Which lines in the material below contain the word "this"? Copy each of them.

___ ROWS ___

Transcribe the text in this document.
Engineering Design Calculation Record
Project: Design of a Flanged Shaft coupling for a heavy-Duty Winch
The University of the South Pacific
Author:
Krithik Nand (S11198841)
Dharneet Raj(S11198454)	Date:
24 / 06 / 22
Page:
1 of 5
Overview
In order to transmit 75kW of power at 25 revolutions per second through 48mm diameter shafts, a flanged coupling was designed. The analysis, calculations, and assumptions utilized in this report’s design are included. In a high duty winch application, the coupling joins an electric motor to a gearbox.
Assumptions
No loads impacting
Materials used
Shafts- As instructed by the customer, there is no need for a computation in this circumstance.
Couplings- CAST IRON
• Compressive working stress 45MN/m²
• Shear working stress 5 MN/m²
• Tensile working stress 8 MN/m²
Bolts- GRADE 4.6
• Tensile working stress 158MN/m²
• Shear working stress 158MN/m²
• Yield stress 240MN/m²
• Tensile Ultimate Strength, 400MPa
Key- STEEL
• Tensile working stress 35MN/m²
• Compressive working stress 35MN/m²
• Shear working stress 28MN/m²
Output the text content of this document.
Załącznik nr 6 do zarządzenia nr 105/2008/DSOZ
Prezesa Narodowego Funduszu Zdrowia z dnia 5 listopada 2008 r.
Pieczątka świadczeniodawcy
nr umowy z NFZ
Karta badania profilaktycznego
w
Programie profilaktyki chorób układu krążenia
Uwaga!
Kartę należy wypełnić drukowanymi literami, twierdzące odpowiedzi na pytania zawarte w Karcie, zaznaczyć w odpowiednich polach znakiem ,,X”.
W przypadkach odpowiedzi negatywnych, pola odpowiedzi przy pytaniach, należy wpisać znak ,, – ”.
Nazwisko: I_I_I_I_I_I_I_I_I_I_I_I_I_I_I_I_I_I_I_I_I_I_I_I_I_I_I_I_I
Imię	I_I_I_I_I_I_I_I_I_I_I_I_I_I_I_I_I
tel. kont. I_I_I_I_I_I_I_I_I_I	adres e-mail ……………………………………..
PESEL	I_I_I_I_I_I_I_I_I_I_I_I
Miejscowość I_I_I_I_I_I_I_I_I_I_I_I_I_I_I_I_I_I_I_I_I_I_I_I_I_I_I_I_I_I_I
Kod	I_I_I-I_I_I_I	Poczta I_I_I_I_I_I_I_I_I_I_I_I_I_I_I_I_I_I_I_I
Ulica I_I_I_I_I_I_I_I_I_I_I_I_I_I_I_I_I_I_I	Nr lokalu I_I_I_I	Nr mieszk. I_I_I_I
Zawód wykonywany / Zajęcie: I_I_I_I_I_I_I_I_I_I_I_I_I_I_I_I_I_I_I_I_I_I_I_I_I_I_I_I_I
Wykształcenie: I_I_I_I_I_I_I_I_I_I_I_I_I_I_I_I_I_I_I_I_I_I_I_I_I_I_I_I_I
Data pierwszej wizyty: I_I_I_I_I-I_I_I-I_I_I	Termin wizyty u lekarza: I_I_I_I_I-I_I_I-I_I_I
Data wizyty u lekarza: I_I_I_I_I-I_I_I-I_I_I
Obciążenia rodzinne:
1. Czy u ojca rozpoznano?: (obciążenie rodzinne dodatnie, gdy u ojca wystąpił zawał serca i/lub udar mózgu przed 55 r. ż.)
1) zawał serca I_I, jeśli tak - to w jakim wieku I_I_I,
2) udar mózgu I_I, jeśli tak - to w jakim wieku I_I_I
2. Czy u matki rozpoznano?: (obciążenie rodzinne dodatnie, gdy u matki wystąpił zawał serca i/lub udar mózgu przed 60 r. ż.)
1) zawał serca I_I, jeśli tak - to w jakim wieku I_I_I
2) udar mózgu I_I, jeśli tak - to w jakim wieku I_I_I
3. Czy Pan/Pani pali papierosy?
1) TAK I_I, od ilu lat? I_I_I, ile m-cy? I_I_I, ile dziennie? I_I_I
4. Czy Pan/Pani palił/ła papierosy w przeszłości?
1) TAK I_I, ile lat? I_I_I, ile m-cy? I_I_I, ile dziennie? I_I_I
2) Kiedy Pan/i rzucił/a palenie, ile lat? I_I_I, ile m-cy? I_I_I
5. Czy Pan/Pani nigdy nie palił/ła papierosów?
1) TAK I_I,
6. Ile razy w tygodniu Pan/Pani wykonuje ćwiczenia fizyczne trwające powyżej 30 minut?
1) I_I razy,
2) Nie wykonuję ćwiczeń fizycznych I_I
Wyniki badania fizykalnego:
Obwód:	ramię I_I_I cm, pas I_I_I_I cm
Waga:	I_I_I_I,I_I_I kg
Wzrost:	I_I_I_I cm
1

___

FINAL ANSWER
Transcribe the text in this document.
In order to transmit 75kW of power at 25 revolutions per second through 48mm diameter shafts, a flanged coupling was designed. The analysis, calculations, and assumptions utilized in this report’s design are included. In a high duty winch application, the coupling joins an electric motor to a gearbox.
Shafts- As instructed by the customer, there is no need for a computation in this circumstance.
Output the text content of this document.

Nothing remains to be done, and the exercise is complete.